- [What is needed]: Give the data below again exactly as it stands. Omit the pictures.

- [Given records]:
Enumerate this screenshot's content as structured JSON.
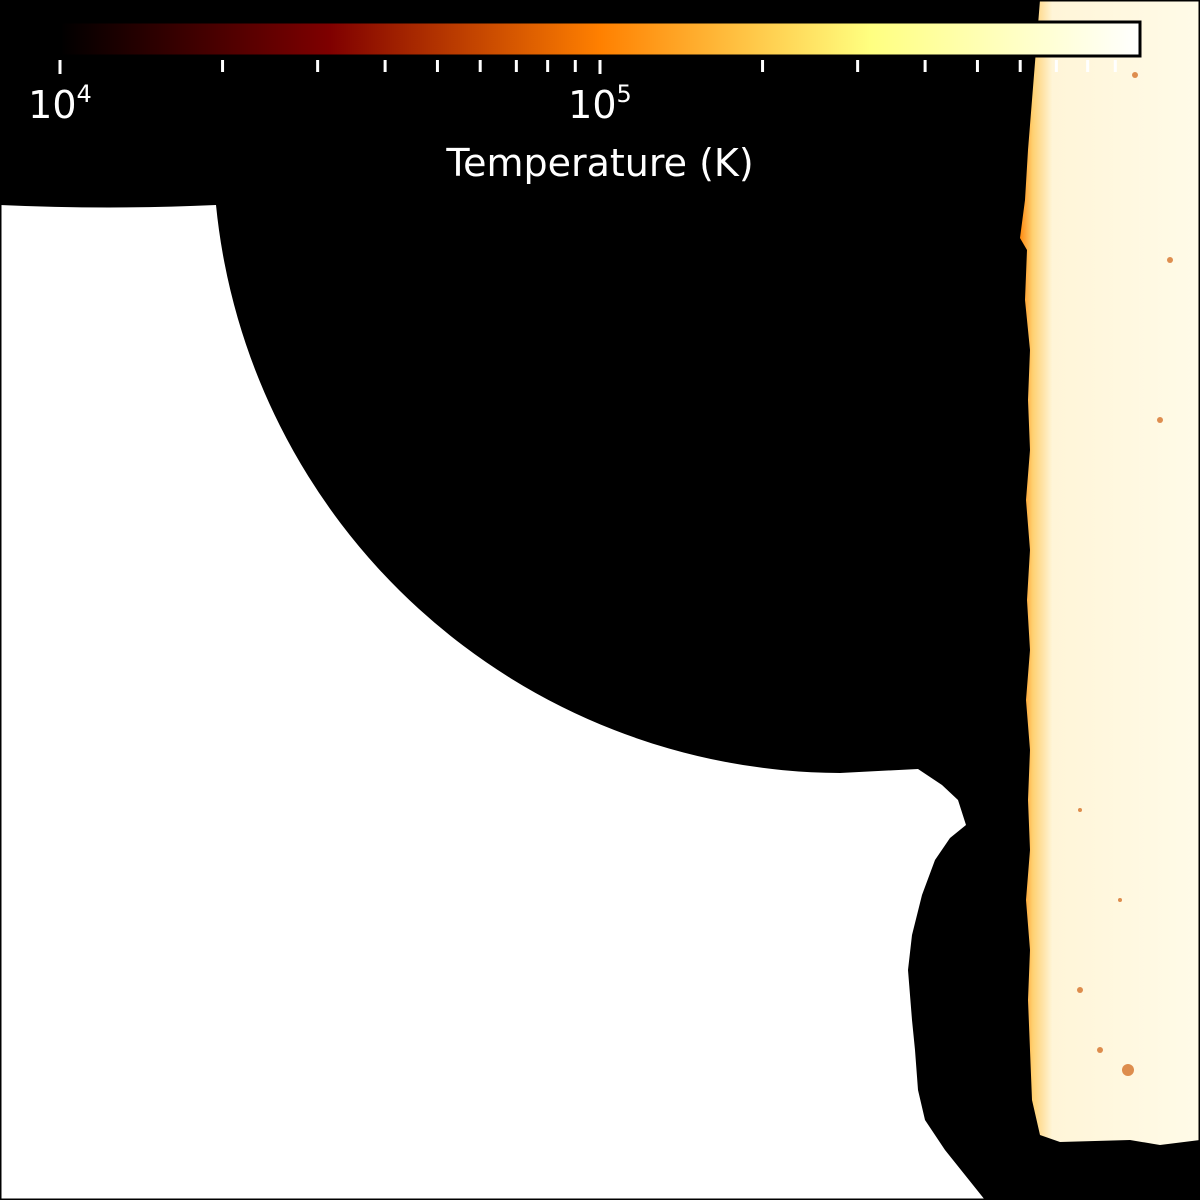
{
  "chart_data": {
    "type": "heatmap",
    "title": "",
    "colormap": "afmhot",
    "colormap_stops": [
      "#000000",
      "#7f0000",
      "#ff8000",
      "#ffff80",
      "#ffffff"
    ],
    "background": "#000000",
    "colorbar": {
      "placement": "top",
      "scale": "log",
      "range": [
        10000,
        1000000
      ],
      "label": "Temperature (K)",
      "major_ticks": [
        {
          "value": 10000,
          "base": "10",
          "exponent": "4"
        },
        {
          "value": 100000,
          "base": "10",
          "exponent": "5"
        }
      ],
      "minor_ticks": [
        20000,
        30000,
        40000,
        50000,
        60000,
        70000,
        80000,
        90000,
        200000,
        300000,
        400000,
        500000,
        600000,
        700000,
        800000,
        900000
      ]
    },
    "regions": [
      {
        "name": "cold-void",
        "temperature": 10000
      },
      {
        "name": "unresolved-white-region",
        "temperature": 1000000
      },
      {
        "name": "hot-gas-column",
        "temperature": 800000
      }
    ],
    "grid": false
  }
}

- [Response to the task]:
Enumerate this screenshot's content as structured JSON.
{
  "chart_data": {
    "type": "heatmap",
    "title": "",
    "colormap": "afmhot",
    "colormap_stops": [
      "#000000",
      "#7f0000",
      "#ff8000",
      "#ffff80",
      "#ffffff"
    ],
    "background": "#000000",
    "colorbar": {
      "placement": "top",
      "scale": "log",
      "range": [
        10000,
        1000000
      ],
      "label": "Temperature (K)",
      "major_ticks": [
        {
          "value": 10000,
          "base": "10",
          "exponent": "4"
        },
        {
          "value": 100000,
          "base": "10",
          "exponent": "5"
        }
      ],
      "minor_ticks": [
        20000,
        30000,
        40000,
        50000,
        60000,
        70000,
        80000,
        90000,
        200000,
        300000,
        400000,
        500000,
        600000,
        700000,
        800000,
        900000
      ]
    },
    "regions": [
      {
        "name": "cold-void",
        "temperature": 10000
      },
      {
        "name": "unresolved-white-region",
        "temperature": 1000000
      },
      {
        "name": "hot-gas-column",
        "temperature": 800000
      }
    ],
    "grid": false
  }
}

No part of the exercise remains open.